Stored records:
========
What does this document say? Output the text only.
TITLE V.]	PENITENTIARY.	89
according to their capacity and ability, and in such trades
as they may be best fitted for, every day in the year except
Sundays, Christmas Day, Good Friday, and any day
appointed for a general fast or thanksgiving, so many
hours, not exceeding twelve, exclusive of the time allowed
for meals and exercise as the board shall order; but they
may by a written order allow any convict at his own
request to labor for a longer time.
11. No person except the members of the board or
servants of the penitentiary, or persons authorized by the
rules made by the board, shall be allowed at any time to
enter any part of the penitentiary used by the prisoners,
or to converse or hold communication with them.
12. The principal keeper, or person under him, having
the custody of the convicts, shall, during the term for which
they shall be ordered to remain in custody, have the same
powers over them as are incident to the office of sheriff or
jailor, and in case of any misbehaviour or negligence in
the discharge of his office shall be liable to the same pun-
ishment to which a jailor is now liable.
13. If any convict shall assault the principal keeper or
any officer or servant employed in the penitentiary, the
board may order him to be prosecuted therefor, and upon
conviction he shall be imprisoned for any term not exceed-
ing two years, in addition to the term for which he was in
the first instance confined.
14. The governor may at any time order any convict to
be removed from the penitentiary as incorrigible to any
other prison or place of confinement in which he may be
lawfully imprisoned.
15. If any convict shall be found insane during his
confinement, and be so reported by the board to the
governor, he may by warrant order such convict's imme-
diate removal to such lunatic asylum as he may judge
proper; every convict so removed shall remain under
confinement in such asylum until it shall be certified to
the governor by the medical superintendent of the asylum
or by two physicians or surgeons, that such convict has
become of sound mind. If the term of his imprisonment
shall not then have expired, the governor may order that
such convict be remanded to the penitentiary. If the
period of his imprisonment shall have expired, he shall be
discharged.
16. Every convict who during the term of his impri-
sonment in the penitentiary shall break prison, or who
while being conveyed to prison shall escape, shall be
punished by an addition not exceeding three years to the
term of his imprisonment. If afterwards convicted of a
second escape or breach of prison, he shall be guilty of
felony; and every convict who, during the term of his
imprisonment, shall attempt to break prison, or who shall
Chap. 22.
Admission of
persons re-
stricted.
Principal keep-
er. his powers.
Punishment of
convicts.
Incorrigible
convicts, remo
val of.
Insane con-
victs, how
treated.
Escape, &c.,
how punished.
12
========
### Written instruction
Copy all lines from the entries that contain the word "them".

### Output of the exercise
or to converse or hold communication with them.
powers over them as are incident to the office of sheriff or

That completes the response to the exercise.